Find how many lines contain the word "años" and state that number alone.

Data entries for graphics
= = = = = = =
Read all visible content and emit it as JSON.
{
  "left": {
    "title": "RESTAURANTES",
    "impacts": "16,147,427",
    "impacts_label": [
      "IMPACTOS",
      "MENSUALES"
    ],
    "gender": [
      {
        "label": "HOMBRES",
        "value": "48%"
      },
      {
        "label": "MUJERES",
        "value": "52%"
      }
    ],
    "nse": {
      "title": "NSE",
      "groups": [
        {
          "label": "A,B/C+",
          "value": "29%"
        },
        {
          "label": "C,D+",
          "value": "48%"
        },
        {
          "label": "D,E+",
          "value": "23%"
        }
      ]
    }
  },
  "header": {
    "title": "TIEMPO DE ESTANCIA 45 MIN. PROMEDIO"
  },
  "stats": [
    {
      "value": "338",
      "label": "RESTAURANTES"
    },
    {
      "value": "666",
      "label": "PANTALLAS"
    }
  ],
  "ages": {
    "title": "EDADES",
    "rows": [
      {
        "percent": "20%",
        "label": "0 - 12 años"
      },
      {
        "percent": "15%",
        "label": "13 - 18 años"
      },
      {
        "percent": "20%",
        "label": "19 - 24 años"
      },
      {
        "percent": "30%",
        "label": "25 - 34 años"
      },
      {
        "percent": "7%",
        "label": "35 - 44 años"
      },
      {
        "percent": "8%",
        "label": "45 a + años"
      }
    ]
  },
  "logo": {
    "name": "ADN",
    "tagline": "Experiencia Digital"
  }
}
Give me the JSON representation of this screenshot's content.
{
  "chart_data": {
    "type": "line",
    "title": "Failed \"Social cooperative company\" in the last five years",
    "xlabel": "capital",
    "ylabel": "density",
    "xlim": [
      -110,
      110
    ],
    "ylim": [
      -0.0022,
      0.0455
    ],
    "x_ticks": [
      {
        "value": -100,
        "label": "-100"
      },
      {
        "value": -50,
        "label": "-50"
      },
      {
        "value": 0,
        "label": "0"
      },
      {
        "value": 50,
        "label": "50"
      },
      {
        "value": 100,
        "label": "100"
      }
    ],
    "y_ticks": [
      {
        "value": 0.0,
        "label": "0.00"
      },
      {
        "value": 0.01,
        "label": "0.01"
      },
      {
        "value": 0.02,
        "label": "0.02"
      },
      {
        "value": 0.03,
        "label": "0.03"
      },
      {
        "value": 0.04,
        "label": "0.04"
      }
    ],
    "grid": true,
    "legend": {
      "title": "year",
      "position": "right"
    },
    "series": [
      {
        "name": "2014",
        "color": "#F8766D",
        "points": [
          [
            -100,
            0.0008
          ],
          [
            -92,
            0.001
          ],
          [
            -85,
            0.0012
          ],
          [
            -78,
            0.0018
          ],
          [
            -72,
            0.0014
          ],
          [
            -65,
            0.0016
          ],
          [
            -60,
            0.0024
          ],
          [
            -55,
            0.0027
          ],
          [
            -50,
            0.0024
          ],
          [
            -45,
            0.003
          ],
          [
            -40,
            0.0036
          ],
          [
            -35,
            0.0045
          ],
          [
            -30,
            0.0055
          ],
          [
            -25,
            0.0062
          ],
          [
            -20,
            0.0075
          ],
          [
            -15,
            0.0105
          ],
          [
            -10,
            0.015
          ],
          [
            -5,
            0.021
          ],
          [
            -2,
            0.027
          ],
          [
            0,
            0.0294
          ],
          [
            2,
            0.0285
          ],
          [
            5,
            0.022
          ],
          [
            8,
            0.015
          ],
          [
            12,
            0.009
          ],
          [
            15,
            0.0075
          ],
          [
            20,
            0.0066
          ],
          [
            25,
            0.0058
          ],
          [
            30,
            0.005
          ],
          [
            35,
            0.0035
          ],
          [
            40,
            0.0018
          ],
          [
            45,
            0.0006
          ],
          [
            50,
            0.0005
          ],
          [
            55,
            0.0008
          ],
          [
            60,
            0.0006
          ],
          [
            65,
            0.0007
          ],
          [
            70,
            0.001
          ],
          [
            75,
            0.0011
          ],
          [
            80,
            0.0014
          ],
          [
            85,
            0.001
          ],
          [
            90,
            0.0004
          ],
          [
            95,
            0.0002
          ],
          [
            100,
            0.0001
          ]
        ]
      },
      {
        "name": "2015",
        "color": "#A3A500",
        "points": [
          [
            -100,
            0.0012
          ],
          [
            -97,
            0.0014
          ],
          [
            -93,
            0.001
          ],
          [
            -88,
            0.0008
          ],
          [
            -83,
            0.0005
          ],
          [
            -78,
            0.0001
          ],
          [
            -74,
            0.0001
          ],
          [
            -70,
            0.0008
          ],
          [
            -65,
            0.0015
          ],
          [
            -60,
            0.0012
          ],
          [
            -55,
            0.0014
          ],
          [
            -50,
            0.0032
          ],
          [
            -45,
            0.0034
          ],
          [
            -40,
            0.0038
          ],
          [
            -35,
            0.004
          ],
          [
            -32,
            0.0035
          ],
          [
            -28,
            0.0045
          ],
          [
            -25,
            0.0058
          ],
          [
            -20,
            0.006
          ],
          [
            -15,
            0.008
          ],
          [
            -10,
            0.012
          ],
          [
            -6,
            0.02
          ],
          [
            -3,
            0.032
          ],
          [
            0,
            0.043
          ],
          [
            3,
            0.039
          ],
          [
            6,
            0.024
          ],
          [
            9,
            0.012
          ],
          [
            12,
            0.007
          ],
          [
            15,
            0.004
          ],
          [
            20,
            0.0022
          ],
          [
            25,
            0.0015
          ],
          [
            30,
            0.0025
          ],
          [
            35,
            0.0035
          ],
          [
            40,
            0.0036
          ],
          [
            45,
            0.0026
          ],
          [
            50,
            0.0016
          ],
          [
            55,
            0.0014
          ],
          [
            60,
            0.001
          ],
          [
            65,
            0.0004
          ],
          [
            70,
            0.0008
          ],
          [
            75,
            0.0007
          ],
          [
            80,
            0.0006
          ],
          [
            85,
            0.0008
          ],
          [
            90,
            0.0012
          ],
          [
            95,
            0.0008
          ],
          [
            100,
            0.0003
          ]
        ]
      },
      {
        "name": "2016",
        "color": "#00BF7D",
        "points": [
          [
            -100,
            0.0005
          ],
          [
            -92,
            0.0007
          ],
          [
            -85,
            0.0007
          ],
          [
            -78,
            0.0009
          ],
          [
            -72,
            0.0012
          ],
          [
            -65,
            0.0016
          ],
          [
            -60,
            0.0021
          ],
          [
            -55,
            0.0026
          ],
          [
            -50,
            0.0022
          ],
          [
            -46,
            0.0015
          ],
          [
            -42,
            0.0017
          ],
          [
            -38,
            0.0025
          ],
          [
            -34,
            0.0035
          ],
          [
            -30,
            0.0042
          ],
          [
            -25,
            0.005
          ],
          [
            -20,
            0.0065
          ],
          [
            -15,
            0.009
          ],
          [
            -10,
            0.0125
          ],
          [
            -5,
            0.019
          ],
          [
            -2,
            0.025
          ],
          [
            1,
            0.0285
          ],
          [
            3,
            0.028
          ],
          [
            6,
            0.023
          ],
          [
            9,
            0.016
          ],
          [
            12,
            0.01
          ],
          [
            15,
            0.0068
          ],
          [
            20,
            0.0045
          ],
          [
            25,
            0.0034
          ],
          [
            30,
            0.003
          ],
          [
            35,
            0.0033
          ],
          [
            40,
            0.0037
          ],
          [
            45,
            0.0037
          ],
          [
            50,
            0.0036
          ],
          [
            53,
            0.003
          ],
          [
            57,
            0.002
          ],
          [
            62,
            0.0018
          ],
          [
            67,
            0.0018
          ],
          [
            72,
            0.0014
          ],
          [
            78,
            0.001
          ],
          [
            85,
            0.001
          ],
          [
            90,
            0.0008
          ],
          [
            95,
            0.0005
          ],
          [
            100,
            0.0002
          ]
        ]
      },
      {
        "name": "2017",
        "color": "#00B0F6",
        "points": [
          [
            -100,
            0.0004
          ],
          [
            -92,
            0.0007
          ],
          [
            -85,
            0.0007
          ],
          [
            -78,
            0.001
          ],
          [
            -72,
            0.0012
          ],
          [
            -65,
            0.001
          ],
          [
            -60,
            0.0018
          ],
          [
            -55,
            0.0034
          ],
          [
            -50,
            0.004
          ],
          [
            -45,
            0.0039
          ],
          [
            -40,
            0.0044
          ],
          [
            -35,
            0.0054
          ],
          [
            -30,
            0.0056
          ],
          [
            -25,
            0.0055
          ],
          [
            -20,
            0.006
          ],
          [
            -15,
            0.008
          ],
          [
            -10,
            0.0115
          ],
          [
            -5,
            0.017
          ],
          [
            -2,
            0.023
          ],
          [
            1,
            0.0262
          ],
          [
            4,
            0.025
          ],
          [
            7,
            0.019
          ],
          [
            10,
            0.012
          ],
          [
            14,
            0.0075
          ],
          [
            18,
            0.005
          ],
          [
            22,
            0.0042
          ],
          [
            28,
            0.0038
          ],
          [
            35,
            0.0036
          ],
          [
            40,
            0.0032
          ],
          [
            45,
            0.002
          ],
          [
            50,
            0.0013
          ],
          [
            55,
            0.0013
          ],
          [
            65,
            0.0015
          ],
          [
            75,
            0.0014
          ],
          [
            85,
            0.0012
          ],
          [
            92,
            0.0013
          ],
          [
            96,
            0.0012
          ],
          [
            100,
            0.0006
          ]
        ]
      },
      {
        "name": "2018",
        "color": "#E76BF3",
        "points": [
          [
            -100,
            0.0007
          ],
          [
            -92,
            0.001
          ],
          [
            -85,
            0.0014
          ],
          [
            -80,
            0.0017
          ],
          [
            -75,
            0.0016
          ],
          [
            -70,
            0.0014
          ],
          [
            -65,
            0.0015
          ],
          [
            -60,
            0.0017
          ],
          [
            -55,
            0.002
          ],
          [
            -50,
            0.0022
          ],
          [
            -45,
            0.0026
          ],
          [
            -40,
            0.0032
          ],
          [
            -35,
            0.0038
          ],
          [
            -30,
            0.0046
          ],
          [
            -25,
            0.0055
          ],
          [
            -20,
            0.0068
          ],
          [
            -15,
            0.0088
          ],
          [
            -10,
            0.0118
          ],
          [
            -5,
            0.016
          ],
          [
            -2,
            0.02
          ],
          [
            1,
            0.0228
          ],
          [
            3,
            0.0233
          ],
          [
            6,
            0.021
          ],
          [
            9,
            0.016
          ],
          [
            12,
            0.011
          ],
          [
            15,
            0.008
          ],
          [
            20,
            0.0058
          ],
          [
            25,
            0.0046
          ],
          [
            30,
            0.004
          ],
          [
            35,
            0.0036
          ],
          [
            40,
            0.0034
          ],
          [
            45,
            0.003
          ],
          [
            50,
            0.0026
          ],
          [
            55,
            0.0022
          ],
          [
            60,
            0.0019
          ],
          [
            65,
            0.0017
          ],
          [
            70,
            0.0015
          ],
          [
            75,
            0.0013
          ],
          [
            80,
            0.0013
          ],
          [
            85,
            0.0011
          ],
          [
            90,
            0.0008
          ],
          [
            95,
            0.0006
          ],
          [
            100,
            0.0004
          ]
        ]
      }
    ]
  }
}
= = = = = = =
Result:
6